* Records for processing *
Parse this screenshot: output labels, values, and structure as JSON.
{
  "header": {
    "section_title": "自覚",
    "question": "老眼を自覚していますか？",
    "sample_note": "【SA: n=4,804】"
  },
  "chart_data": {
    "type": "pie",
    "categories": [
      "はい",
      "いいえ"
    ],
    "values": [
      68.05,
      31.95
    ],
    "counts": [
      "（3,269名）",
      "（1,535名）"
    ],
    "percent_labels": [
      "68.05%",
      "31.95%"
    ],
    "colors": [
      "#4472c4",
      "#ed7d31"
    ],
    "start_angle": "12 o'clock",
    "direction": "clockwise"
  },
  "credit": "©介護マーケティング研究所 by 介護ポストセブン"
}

* The problem *
Repeat the data precisely, reproducing every entry.

* Output below *
Parse this screenshot: output labels, values, and structure as JSON.
{
  "header": {
    "section_title": "自覚",
    "question": "老眼を自覚していますか？",
    "sample_note": "【SA: n=4,804】"
  },
  "chart_data": {
    "type": "pie",
    "categories": [
      "はい",
      "いいえ"
    ],
    "values": [
      68.05,
      31.95
    ],
    "counts": [
      "（3,269名）",
      "（1,535名）"
    ],
    "percent_labels": [
      "68.05%",
      "31.95%"
    ],
    "colors": [
      "#4472c4",
      "#ed7d31"
    ],
    "start_angle": "12 o'clock",
    "direction": "clockwise"
  },
  "credit": "©介護マーケティング研究所 by 介護ポストセブン"
}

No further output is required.